▶ WHAT IS REQUIRED:
In the stretch of the listing from the line containing "current-period-value: 8,708,778,635.67 xyxy=(316,86,428,101)" through the line containing "table-row xyxy=(58,351,540,366)", switch every occurrence of "row-label" to "row-title" and leave everything else unchanged. Reproduce only those lines.

▶ AVAILABLE DATA:
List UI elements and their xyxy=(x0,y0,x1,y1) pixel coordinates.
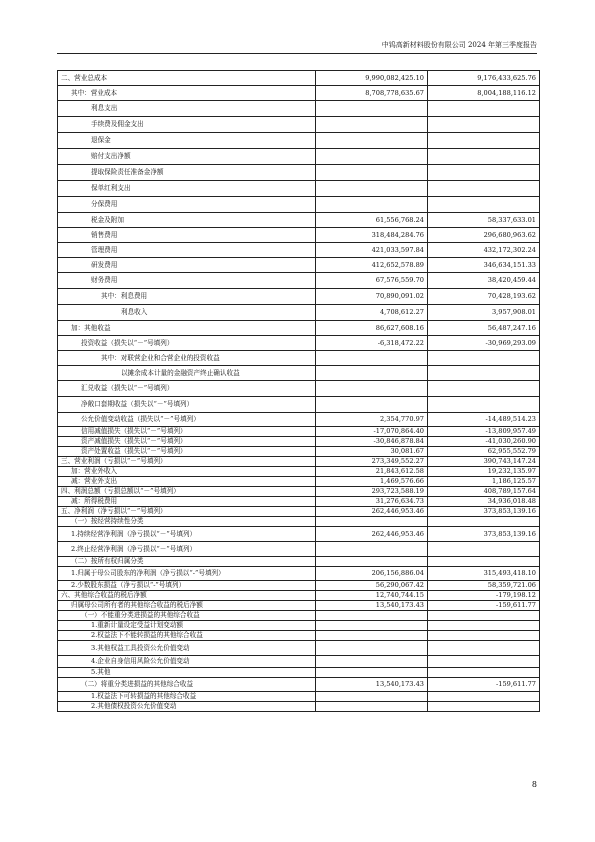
current-period-value: 8,708,778,635.67 xyxy=(316,86,428,101)
row-label: 减：营业外支出 xyxy=(58,477,316,487)
prior-period-value: 296,680,963.62 xyxy=(428,228,540,243)
table-row xyxy=(58,117,540,133)
table-row xyxy=(58,336,540,351)
table-row xyxy=(58,467,540,477)
table-row xyxy=(58,656,540,668)
row-label: 管理费用 xyxy=(58,243,316,258)
page-header: 中钨高新材料股份有限公司 2024 年第三季度报告 xyxy=(381,41,537,49)
row-label: 二、营业总成本 xyxy=(58,71,316,86)
table-row xyxy=(58,631,540,641)
prior-period-value: 56,487,247.16 xyxy=(428,321,540,336)
row-label: 汇兑收益（损失以“－”号填列） xyxy=(58,381,316,397)
prior-period-value: 373,853,139.16 xyxy=(428,527,540,542)
row-label: 销售费用 xyxy=(58,228,316,243)
current-period-value: 262,446,953.46 xyxy=(316,527,428,542)
prior-period-value xyxy=(428,381,540,397)
income-statement-table xyxy=(57,70,540,712)
row-label: 其中：对联营企业和合营企业的投资收益 xyxy=(58,351,316,366)
table-row xyxy=(58,351,540,366)
table-row xyxy=(58,668,540,678)
prior-period-value: -41,030,260.90 xyxy=(428,437,540,447)
current-period-value xyxy=(316,621,428,631)
table-row xyxy=(58,692,540,702)
current-period-value xyxy=(316,133,428,149)
current-period-value xyxy=(316,557,428,567)
prior-period-value xyxy=(428,149,540,165)
current-period-value xyxy=(316,197,428,213)
row-label: 六、其他综合收益的税后净额 xyxy=(58,591,316,601)
table-row xyxy=(58,527,540,542)
prior-period-value: 315,493,418.10 xyxy=(428,567,540,581)
current-period-value: 13,540,173.43 xyxy=(316,678,428,692)
current-period-value: 13,540,173.43 xyxy=(316,601,428,611)
current-period-value: -6,318,472.22 xyxy=(316,336,428,351)
row-label: 利息收入 xyxy=(58,305,316,321)
table-row xyxy=(58,86,540,101)
prior-period-value: 62,955,552.79 xyxy=(428,447,540,457)
table-row xyxy=(58,197,540,213)
table-row xyxy=(58,591,540,601)
prior-period-value xyxy=(428,197,540,213)
row-label: 2.其他债权投资公允价值变动 xyxy=(58,702,316,712)
row-label: （一）不能重分类进损益的其他综合收益 xyxy=(58,611,316,621)
prior-period-value xyxy=(428,165,540,181)
table-row xyxy=(58,243,540,258)
prior-period-value: 9,176,433,625.76 xyxy=(428,71,540,86)
current-period-value xyxy=(316,397,428,413)
row-label: 3.其他权益工具投资公允价值变动 xyxy=(58,641,316,656)
current-period-value: 86,627,608.16 xyxy=(316,321,428,336)
row-label: 以摊余成本计量的金融资产终止确认收益 xyxy=(58,366,316,381)
current-period-value xyxy=(316,101,428,117)
table-row xyxy=(58,181,540,197)
table-row xyxy=(58,611,540,621)
current-period-value xyxy=(316,641,428,656)
row-label: 退保金 xyxy=(58,133,316,149)
row-label: 赔付支出净额 xyxy=(58,149,316,165)
current-period-value xyxy=(316,656,428,668)
row-label: 公允价值变动收益（损失以“－”号填列） xyxy=(58,413,316,427)
prior-period-value xyxy=(428,631,540,641)
prior-period-value: 58,359,721.06 xyxy=(428,581,540,591)
table-row xyxy=(58,507,540,517)
table-row xyxy=(58,477,540,487)
prior-period-value xyxy=(428,557,540,567)
current-period-value: 56,290,067.42 xyxy=(316,581,428,591)
row-label: 1.重新计量设定受益计划变动额 xyxy=(58,621,316,631)
row-label: 4.企业自身信用风险公允价值变动 xyxy=(58,656,316,668)
current-period-value xyxy=(316,611,428,621)
prior-period-value xyxy=(428,351,540,366)
row-label: 信用减值损失（损失以“－”号填列） xyxy=(58,427,316,437)
table-row xyxy=(58,101,540,117)
prior-period-value: -179,198.12 xyxy=(428,591,540,601)
prior-period-value xyxy=(428,181,540,197)
row-label: 保单红利支出 xyxy=(58,181,316,197)
current-period-value: 4,708,612.27 xyxy=(316,305,428,321)
current-period-value xyxy=(316,692,428,702)
row-label: 加：其他收益 xyxy=(58,321,316,336)
row-label: 减：所得税费用 xyxy=(58,497,316,507)
row-label: 1.持续经营净利润（净亏损以“－”号填列） xyxy=(58,527,316,542)
row-label: 5.其他 xyxy=(58,668,316,678)
table-row xyxy=(58,678,540,692)
table-row xyxy=(58,621,540,631)
current-period-value: 262,446,953.46 xyxy=(316,507,428,517)
prior-period-value: -13,809,957.49 xyxy=(428,427,540,437)
prior-period-value xyxy=(428,133,540,149)
prior-period-value xyxy=(428,611,540,621)
prior-period-value xyxy=(428,366,540,381)
table-row xyxy=(58,149,540,165)
table-row xyxy=(58,71,540,86)
row-label: 财务费用 xyxy=(58,273,316,289)
table-row xyxy=(58,497,540,507)
prior-period-value: 408,789,157.64 xyxy=(428,487,540,497)
table-row xyxy=(58,641,540,656)
current-period-value: 318,484,284.76 xyxy=(316,228,428,243)
current-period-value: 31,276,634.73 xyxy=(316,497,428,507)
table-row xyxy=(58,567,540,581)
table-row xyxy=(58,601,540,611)
row-label: （二）按所有权归属分类 xyxy=(58,557,316,567)
table-row xyxy=(58,228,540,243)
prior-period-value xyxy=(428,397,540,413)
row-label: 其中：营业成本 xyxy=(58,86,316,101)
row-label: 2.终止经营净利润（净亏损以“－”号填列） xyxy=(58,542,316,557)
current-period-value: 1,469,576.66 xyxy=(316,477,428,487)
current-period-value xyxy=(316,149,428,165)
prior-period-value: 3,957,908.01 xyxy=(428,305,540,321)
prior-period-value: -159,611.77 xyxy=(428,678,540,692)
table-row xyxy=(58,413,540,427)
current-period-value: 61,556,768.24 xyxy=(316,213,428,228)
current-period-value: 70,890,091.02 xyxy=(316,289,428,305)
current-period-value: 273,349,552.27 xyxy=(316,457,428,467)
row-label: 加：营业外收入 xyxy=(58,467,316,477)
table-row xyxy=(58,397,540,413)
prior-period-value: 70,428,193.62 xyxy=(428,289,540,305)
table-row xyxy=(58,273,540,289)
row-label: 1.权益法下可转损益的其他综合收益 xyxy=(58,692,316,702)
table-row xyxy=(58,289,540,305)
current-period-value: -30,846,878.84 xyxy=(316,437,428,447)
current-period-value xyxy=(316,702,428,712)
row-label: 税金及附加 xyxy=(58,213,316,228)
table-row xyxy=(58,381,540,397)
table-row xyxy=(58,447,540,457)
prior-period-value: 346,634,151.33 xyxy=(428,258,540,273)
current-period-value: 30,081.67 xyxy=(316,447,428,457)
prior-period-value: -14,489,514.23 xyxy=(428,413,540,427)
current-period-value xyxy=(316,542,428,557)
table-row xyxy=(58,581,540,591)
current-period-value: 293,723,588.19 xyxy=(316,487,428,497)
prior-period-value: 19,232,135.97 xyxy=(428,467,540,477)
current-period-value xyxy=(316,517,428,527)
page-number: 8 xyxy=(531,780,537,789)
row-label: 归属母公司所有者的其他综合收益的税后净额 xyxy=(58,601,316,611)
prior-period-value: 373,853,139.16 xyxy=(428,507,540,517)
current-period-value: 9,990,082,425.10 xyxy=(316,71,428,86)
prior-period-value: 1,186,125.57 xyxy=(428,477,540,487)
current-period-value xyxy=(316,366,428,381)
prior-period-value xyxy=(428,517,540,527)
table-row xyxy=(58,702,540,712)
current-period-value xyxy=(316,351,428,366)
current-period-value: 21,843,612.58 xyxy=(316,467,428,477)
prior-period-value: -30,969,293.09 xyxy=(428,336,540,351)
table-row xyxy=(58,517,540,527)
row-label: （二）将重分类进损益的其他综合收益 xyxy=(58,678,316,692)
prior-period-value: 432,172,302.24 xyxy=(428,243,540,258)
row-label: 净敞口套期收益（损失以“－”号填列） xyxy=(58,397,316,413)
current-period-value: 206,156,886.04 xyxy=(316,567,428,581)
table-row xyxy=(58,321,540,336)
row-label: 投资收益（损失以“－”号填列） xyxy=(58,336,316,351)
current-period-value: 412,652,578.89 xyxy=(316,258,428,273)
prior-period-value xyxy=(428,542,540,557)
current-period-value: -17,070,864.40 xyxy=(316,427,428,437)
current-period-value xyxy=(316,631,428,641)
prior-period-value xyxy=(428,656,540,668)
prior-period-value: 38,420,459.44 xyxy=(428,273,540,289)
current-period-value xyxy=(316,381,428,397)
row-label: 1.归属于母公司股东的净利润（净亏损以“-”号填列） xyxy=(58,567,316,581)
row-label: 利息支出 xyxy=(58,101,316,117)
prior-period-value xyxy=(428,692,540,702)
row-label: 提取保险责任准备金净额 xyxy=(58,165,316,181)
current-period-value: 2,354,770.97 xyxy=(316,413,428,427)
table-row xyxy=(58,437,540,447)
prior-period-value xyxy=(428,641,540,656)
row-label: 资产处置收益（损失以“－”号填列） xyxy=(58,447,316,457)
prior-period-value: 58,337,633.01 xyxy=(428,213,540,228)
current-period-value xyxy=(316,165,428,181)
row-label: 其中：利息费用 xyxy=(58,289,316,305)
table-row xyxy=(58,213,540,228)
row-label: 2.少数股东损益（净亏损以“-”号填列） xyxy=(58,581,316,591)
prior-period-value xyxy=(428,702,540,712)
prior-period-value xyxy=(428,117,540,133)
prior-period-value: 390,743,147.24 xyxy=(428,457,540,467)
prior-period-value xyxy=(428,668,540,678)
prior-period-value xyxy=(428,621,540,631)
row-label: 三、营业利润（亏损以“－”号填列） xyxy=(58,457,316,467)
table-row xyxy=(58,305,540,321)
prior-period-value xyxy=(428,101,540,117)
prior-period-value: 8,004,188,116.12 xyxy=(428,86,540,101)
table-row xyxy=(58,542,540,557)
row-label: 研发费用 xyxy=(58,258,316,273)
table-row xyxy=(58,427,540,437)
table-row xyxy=(58,487,540,497)
row-label: （一）按经营持续性分类 xyxy=(58,517,316,527)
header-rule xyxy=(57,53,537,54)
row-label: 五、净利润（净亏损以“－”号填列） xyxy=(58,507,316,517)
row-label: 资产减值损失（损失以“－”号填列） xyxy=(58,437,316,447)
current-period-value xyxy=(316,117,428,133)
row-label: 分保费用 xyxy=(58,197,316,213)
row-label: 四、利润总额（亏损总额以“－”号填列） xyxy=(58,487,316,497)
current-period-value: 421,033,597.84 xyxy=(316,243,428,258)
row-label: 2.权益法下不能转损益的其他综合收益 xyxy=(58,631,316,641)
current-period-value xyxy=(316,668,428,678)
table-row xyxy=(58,133,540,149)
current-period-value: 12,740,744.15 xyxy=(316,591,428,601)
table-row xyxy=(58,258,540,273)
table-row xyxy=(58,557,540,567)
table-row xyxy=(58,165,540,181)
table-row xyxy=(58,457,540,467)
prior-period-value: 34,936,018.48 xyxy=(428,497,540,507)
prior-period-value: -159,611.77 xyxy=(428,601,540,611)
table-row xyxy=(58,366,540,381)
current-period-value: 67,576,559.70 xyxy=(316,273,428,289)
current-period-value xyxy=(316,181,428,197)
row-label: 手续费及佣金支出 xyxy=(58,117,316,133)
table-body xyxy=(58,71,540,712)
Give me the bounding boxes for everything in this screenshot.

▶ TASK OUTPUT:
current-period-value: 8,708,778,635.67 xyxy=(316,86,428,101)
row-title: 减：营业外支出 xyxy=(58,477,316,487)
prior-period-value: 296,680,963.62 xyxy=(428,228,540,243)
table-row xyxy=(58,117,540,133)
table-row xyxy=(58,336,540,351)
table-row xyxy=(58,467,540,477)
table-row xyxy=(58,656,540,668)
row-title: 管理费用 xyxy=(58,243,316,258)
page-header: 中钨高新材料股份有限公司 2024 年第三季度报告 xyxy=(381,41,537,49)
row-title: 二、营业总成本 xyxy=(58,71,316,86)
table-row xyxy=(58,631,540,641)
prior-period-value: 56,487,247.16 xyxy=(428,321,540,336)
row-title: 汇兑收益（损失以“－”号填列） xyxy=(58,381,316,397)
prior-period-value: 373,853,139.16 xyxy=(428,527,540,542)
row-title: 销售费用 xyxy=(58,228,316,243)
current-period-value: 262,446,953.46 xyxy=(316,527,428,542)
prior-period-value xyxy=(428,381,540,397)
income-statement-table xyxy=(57,70,540,712)
row-title: 其中：对联营企业和合营企业的投资收益 xyxy=(58,351,316,366)
table-row xyxy=(58,351,540,366)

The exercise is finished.